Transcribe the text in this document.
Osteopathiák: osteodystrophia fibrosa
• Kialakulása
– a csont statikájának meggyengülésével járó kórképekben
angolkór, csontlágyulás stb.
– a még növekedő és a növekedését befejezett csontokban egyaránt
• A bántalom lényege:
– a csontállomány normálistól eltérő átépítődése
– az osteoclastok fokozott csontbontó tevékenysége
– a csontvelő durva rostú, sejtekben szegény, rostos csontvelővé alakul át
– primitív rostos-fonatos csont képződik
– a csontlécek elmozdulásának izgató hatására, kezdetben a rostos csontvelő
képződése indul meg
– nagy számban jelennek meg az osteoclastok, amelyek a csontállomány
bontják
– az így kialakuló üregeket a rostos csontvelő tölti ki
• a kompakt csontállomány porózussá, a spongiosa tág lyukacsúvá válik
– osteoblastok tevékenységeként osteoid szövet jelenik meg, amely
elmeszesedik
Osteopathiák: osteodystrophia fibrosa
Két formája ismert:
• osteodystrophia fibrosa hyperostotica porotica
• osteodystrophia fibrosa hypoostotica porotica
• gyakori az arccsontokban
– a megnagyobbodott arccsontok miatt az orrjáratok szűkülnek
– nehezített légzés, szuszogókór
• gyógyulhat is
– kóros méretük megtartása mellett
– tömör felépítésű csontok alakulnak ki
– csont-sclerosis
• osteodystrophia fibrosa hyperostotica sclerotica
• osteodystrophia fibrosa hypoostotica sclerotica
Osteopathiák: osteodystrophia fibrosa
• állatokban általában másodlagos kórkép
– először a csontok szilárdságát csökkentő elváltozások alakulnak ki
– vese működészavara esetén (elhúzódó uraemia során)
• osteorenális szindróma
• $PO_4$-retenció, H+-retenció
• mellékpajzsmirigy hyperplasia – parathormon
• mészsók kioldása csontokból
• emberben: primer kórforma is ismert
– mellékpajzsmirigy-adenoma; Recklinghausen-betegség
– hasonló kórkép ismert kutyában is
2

========

_EXERCISE OBJECTIVE_
Copy all the records above exactly, missing none.

_RESULT OF THE EXERCISE_
Transcribe the text in this document.
Osteopathiák: osteodystrophia fibrosa
• Kialakulása
– a csont statikájának meggyengülésével járó kórképekben
angolkór, csontlágyulás stb.
– a még növekedő és a növekedését befejezett csontokban egyaránt
• A bántalom lényege:
– a csontállomány normálistól eltérő átépítődése
– az osteoclastok fokozott csontbontó tevékenysége
– a csontvelő durva rostú, sejtekben szegény, rostos csontvelővé alakul át
– primitív rostos-fonatos csont képződik
– a csontlécek elmozdulásának izgató hatására, kezdetben a rostos csontvelő
képződése indul meg
– nagy számban jelennek meg az osteoclastok, amelyek a csontállomány
bontják
– az így kialakuló üregeket a rostos csontvelő tölti ki
• a kompakt csontállomány porózussá, a spongiosa tág lyukacsúvá válik
– osteoblastok tevékenységeként osteoid szövet jelenik meg, amely
elmeszesedik
Osteopathiák: osteodystrophia fibrosa
Két formája ismert:
• osteodystrophia fibrosa hyperostotica porotica
• osteodystrophia fibrosa hypoostotica porotica
• gyakori az arccsontokban
– a megnagyobbodott arccsontok miatt az orrjáratok szűkülnek
– nehezített légzés, szuszogókór
• gyógyulhat is
– kóros méretük megtartása mellett
– tömör felépítésű csontok alakulnak ki
– csont-sclerosis
• osteodystrophia fibrosa hyperostotica sclerotica
• osteodystrophia fibrosa hypoostotica sclerotica
Osteopathiák: osteodystrophia fibrosa
• állatokban általában másodlagos kórkép
– először a csontok szilárdságát csökkentő elváltozások alakulnak ki
– vese működészavara esetén (elhúzódó uraemia során)
• osteorenális szindróma
• $PO_4$-retenció, H+-retenció
• mellékpajzsmirigy hyperplasia – parathormon
• mészsók kioldása csontokból
• emberben: primer kórforma is ismert
– mellékpajzsmirigy-adenoma; Recklinghausen-betegség
– hasonló kórkép ismert kutyában is
2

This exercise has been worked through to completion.